Do not carry the pictures over; copy every other part of the entries exactly.

========================================================================

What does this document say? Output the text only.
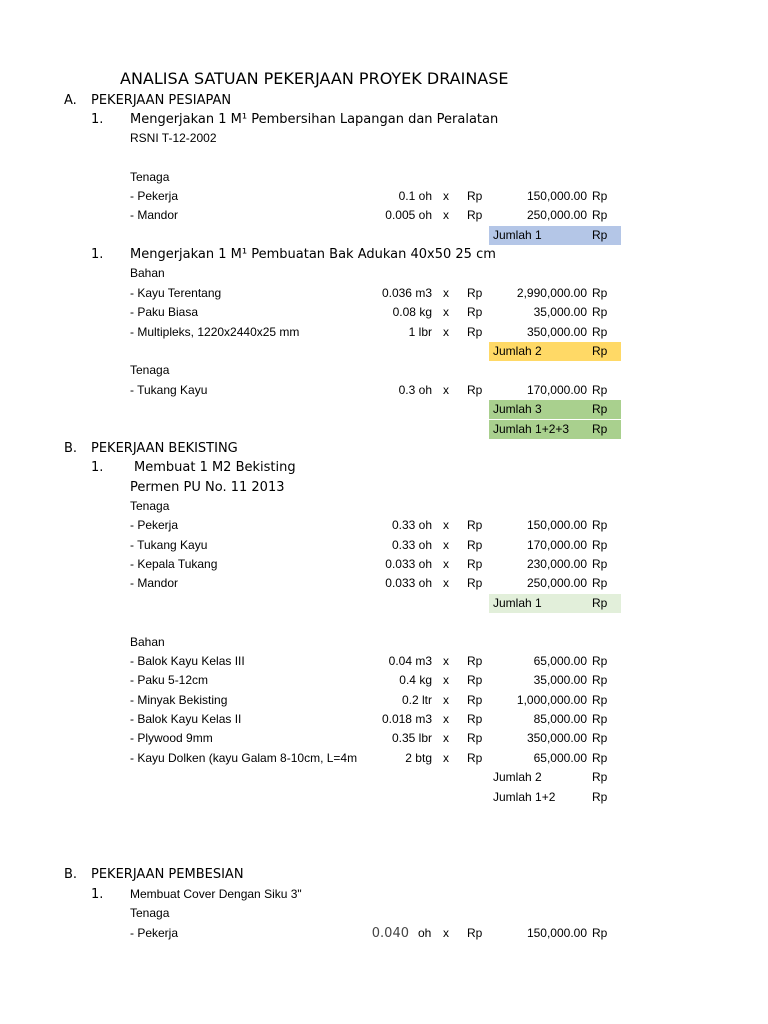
ANALISA SATUAN PEKERJAAN PROYEK DRAINASE
A. PEKERJAAN PESIAPAN
1. Mengerjakan 1 M¹ Pembersihan Lapangan dan Peralatan
RSNI T-12-2002
Tenaga
- Pekerja	0.1 oh x Rp	150,000.00 Rp
- Mandor	0.005 oh x Rp	250,000.00 Rp
Jumlah 1	Rp
1. Mengerjakan 1 M¹ Pembuatan Bak Adukan 40x50 25 cm
Bahan
- Kayu Terentang	0.036 m3 x Rp	2,990,000.00 Rp
- Paku Biasa	0.08 kg x Rp	35,000.00 Rp
- Multipleks, 1220x2440x25 mm	1 lbr x Rp	350,000.00 Rp
Jumlah 2	Rp
Tenaga
- Tukang Kayu	0.3 oh x Rp	170,000.00 Rp
Jumlah 3	Rp
Jumlah 1+2+3 Rp
B. PEKERJAAN BEKISTING
1. Membuat 1 M2 Bekisting
Permen PU No. 11 2013
Tenaga
- Pekerja	0.33 oh x Rp	150,000.00 Rp
- Tukang Kayu	0.33 oh x Rp	170,000.00 Rp
- Kepala Tukang	0.033 oh x Rp	230,000.00 Rp
- Mandor	0.033 oh x Rp	250,000.00 Rp
Jumlah 1	Rp
Bahan
- Balok Kayu Kelas III	0.04 m3 x Rp	65,000.00 Rp
- Paku 5-12cm	0.4 kg x Rp	35,000.00 Rp
- Minyak Bekisting	0.2 ltr x Rp	1,000,000.00 Rp
- Balok Kayu Kelas II	0.018 m3 x Rp	85,000.00 Rp
- Plywood 9mm	0.35 lbr x Rp	350,000.00 Rp
- Kayu Dolken (kayu Galam 8-10cm, L=4m	2 btg x Rp	65,000.00 Rp
Jumlah 2	Rp
Jumlah 1+2	Rp
B. PEKERJAAN PEMBESIAN
1. Membuat Cover Dengan Siku 3"
Tenaga
- Pekerja	0.040 oh x Rp	150,000.00 Rp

========================================================================

* [SOLUTION FOR THIS EXERCISE]
What does this document say? Output the text only.
ANALISA SATUAN PEKERJAAN PROYEK DRAINASE
A. PEKERJAAN PESIAPAN
1. Mengerjakan 1 M¹ Pembersihan Lapangan dan Peralatan
RSNI T-12-2002
Tenaga
- Pekerja	0.1 oh x Rp	150,000.00 Rp
- Mandor	0.005 oh x Rp	250,000.00 Rp
Jumlah 1	Rp
1. Mengerjakan 1 M¹ Pembuatan Bak Adukan 40x50 25 cm
Bahan
- Kayu Terentang	0.036 m3 x Rp	2,990,000.00 Rp
- Paku Biasa	0.08 kg x Rp	35,000.00 Rp
- Multipleks, 1220x2440x25 mm	1 lbr x Rp	350,000.00 Rp
Jumlah 2	Rp
Tenaga
- Tukang Kayu	0.3 oh x Rp	170,000.00 Rp
Jumlah 3	Rp
Jumlah 1+2+3 Rp
B. PEKERJAAN BEKISTING
1. Membuat 1 M2 Bekisting
Permen PU No. 11 2013
Tenaga
- Pekerja	0.33 oh x Rp	150,000.00 Rp
- Tukang Kayu	0.33 oh x Rp	170,000.00 Rp
- Kepala Tukang	0.033 oh x Rp	230,000.00 Rp
- Mandor	0.033 oh x Rp	250,000.00 Rp
Jumlah 1	Rp
Bahan
- Balok Kayu Kelas III	0.04 m3 x Rp	65,000.00 Rp
- Paku 5-12cm	0.4 kg x Rp	35,000.00 Rp
- Minyak Bekisting	0.2 ltr x Rp	1,000,000.00 Rp
- Balok Kayu Kelas II	0.018 m3 x Rp	85,000.00 Rp
- Plywood 9mm	0.35 lbr x Rp	350,000.00 Rp
- Kayu Dolken (kayu Galam 8-10cm, L=4m	2 btg x Rp	65,000.00 Rp
Jumlah 2	Rp
Jumlah 1+2	Rp
B. PEKERJAAN PEMBESIAN
1. Membuat Cover Dengan Siku 3"
Tenaga
- Pekerja	0.040 oh x Rp	150,000.00 Rp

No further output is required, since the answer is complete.